__INFORMATION SUPPLIED__:
____________________
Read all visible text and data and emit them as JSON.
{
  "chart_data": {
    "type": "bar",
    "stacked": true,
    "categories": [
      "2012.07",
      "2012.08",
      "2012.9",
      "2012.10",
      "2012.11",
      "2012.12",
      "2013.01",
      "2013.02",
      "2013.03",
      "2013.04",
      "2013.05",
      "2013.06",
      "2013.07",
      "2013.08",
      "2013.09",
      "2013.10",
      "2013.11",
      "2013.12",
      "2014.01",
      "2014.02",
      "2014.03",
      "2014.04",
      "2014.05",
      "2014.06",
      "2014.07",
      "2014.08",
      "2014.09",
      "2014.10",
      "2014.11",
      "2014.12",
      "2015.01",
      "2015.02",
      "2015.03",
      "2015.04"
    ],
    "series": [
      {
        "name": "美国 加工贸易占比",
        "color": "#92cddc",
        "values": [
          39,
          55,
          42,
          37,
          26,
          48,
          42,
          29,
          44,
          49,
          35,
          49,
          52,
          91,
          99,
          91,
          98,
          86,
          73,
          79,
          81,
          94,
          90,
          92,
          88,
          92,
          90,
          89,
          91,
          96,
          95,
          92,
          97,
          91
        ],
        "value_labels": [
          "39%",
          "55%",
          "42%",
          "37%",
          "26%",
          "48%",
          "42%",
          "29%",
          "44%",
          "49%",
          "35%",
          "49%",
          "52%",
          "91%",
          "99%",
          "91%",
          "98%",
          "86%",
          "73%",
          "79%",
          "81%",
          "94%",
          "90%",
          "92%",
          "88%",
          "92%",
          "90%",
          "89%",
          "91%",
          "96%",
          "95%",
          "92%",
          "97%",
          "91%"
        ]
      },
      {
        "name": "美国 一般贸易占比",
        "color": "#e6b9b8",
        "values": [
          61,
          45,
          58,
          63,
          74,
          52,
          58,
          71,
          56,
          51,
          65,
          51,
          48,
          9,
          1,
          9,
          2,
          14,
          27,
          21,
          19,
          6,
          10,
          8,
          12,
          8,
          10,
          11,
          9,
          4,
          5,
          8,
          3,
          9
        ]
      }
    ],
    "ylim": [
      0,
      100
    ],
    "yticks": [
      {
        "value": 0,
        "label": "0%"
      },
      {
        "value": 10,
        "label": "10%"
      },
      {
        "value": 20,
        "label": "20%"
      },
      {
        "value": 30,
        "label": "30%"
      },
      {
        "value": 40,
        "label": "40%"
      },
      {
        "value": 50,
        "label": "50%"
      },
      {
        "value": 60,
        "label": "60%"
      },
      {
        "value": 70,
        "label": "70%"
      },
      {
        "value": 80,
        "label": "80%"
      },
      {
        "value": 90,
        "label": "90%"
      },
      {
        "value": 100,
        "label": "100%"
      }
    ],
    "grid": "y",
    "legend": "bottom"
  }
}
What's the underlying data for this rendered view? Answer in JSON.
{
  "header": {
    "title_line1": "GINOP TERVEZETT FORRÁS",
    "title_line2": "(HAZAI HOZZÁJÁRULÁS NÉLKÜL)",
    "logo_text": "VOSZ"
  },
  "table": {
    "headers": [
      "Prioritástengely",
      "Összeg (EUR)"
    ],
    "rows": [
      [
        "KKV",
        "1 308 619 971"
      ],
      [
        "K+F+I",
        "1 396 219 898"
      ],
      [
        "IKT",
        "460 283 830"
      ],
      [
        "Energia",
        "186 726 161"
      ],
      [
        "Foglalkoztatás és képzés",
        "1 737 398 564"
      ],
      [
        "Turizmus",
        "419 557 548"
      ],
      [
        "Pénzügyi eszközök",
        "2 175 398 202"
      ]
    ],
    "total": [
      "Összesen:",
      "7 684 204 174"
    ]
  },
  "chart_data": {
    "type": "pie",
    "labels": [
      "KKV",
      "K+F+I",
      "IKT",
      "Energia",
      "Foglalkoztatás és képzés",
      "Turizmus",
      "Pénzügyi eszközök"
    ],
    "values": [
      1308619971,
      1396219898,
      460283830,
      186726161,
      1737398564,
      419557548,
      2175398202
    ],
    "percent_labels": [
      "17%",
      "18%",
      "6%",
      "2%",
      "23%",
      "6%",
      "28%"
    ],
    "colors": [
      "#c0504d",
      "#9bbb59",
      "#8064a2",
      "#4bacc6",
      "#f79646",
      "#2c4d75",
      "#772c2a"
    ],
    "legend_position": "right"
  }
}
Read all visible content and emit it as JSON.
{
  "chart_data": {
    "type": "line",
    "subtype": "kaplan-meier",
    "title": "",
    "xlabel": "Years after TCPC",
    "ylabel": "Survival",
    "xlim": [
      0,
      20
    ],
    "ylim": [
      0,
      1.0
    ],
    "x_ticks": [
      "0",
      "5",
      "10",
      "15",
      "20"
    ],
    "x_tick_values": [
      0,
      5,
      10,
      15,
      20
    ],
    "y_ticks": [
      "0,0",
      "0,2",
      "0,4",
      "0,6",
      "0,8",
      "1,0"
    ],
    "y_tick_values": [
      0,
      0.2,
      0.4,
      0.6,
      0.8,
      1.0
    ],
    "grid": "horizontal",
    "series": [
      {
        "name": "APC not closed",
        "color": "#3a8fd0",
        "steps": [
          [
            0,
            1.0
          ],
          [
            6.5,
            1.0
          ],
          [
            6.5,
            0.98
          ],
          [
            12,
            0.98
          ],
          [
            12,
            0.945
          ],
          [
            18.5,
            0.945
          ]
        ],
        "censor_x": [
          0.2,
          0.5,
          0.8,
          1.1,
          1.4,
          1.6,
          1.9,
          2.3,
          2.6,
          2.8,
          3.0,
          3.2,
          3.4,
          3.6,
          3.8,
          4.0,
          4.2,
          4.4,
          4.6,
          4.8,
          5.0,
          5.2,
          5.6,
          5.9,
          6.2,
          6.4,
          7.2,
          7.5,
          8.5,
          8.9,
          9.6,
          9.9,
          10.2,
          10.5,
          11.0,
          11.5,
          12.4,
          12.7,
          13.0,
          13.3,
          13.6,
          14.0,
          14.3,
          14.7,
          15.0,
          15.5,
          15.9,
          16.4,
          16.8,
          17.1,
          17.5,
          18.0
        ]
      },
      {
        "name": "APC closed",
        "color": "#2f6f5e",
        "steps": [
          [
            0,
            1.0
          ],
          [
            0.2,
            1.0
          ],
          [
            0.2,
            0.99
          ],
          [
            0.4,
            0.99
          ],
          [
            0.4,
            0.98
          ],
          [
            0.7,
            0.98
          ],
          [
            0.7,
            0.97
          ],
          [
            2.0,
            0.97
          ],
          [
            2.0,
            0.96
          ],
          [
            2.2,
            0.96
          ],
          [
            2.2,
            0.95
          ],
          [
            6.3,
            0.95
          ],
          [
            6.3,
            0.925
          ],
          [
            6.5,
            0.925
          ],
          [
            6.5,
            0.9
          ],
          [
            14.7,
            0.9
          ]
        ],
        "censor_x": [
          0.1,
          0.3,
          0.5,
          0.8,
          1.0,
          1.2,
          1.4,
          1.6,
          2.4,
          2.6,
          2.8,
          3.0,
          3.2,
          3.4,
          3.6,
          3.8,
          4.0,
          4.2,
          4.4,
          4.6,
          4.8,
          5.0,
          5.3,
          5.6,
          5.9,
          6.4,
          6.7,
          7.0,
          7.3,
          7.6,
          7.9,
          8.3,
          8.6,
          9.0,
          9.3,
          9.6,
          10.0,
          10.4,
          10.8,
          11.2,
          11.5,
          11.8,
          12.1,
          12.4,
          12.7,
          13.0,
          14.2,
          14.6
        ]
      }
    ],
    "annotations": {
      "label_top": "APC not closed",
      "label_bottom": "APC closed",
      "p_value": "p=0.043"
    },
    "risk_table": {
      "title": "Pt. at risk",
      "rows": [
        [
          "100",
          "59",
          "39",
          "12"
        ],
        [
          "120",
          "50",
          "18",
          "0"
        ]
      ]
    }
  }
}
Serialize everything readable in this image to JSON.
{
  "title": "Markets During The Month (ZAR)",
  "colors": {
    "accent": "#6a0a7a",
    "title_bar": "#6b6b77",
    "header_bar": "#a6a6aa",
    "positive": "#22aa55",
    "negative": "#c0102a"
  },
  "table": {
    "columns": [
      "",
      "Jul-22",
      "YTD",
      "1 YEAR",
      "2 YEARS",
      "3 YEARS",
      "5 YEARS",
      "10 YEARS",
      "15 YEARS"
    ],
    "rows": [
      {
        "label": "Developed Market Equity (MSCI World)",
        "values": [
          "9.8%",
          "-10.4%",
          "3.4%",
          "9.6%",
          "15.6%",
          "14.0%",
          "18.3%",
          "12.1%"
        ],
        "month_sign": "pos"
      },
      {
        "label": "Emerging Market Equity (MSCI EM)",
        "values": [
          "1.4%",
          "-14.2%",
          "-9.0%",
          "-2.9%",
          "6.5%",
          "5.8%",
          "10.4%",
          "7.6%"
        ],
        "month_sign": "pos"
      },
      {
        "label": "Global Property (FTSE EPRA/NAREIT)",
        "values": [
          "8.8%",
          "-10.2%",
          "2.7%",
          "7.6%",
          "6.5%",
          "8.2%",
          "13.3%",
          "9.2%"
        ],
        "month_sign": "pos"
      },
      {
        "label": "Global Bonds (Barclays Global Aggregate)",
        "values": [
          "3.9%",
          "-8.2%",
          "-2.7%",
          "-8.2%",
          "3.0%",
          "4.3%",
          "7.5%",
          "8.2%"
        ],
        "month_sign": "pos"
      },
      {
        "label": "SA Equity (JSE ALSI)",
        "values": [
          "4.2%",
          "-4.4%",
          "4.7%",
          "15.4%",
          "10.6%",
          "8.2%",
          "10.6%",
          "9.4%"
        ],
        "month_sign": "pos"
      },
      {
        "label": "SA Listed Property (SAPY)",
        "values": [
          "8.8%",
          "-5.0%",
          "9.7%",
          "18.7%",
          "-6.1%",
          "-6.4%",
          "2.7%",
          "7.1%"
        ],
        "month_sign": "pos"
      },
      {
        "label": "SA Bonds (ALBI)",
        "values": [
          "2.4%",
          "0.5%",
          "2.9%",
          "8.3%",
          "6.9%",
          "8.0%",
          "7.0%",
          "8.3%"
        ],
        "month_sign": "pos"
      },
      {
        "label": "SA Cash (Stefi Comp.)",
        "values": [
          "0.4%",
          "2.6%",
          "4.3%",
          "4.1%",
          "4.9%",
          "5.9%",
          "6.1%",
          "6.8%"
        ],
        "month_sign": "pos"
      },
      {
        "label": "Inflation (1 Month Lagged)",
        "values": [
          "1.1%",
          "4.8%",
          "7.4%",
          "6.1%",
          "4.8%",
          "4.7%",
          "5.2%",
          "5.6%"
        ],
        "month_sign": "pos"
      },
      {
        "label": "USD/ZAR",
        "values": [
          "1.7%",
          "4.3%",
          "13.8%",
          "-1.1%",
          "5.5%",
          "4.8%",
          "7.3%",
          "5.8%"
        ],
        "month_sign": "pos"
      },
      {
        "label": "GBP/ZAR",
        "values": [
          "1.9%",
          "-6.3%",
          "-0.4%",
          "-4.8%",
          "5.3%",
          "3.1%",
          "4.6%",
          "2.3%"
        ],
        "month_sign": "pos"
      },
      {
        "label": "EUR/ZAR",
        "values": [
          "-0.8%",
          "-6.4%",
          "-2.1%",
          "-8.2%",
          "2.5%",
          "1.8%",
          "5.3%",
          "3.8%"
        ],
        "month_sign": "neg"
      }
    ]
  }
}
____________________
Report how many lines in the data contain the word "Property", with no words besides the number.

__EXERCISE SOLUTION__:
2